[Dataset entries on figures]
══════════════════════════════
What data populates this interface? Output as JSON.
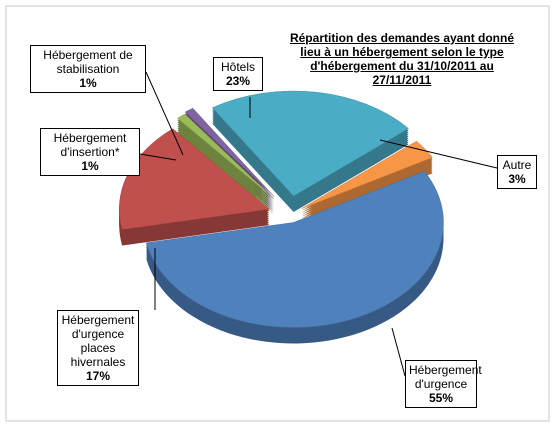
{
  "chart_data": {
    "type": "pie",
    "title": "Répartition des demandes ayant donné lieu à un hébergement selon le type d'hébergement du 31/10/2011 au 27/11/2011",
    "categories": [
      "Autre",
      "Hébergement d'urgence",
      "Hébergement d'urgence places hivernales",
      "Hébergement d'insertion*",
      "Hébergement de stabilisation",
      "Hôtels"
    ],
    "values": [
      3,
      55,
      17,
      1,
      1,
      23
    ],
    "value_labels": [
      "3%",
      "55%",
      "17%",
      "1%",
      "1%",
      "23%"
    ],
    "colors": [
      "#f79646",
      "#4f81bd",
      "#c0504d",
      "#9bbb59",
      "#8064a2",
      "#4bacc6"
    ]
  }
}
══════════════════════════════
[The exercise] Report all lines of the data above that include the string "type".

[Reply]
    "type": "pie",
    "title": "Répartition des demandes ayant donné lieu à un hébergement selon le type d'hébergement du 31/10/2011 au 27/11/2011",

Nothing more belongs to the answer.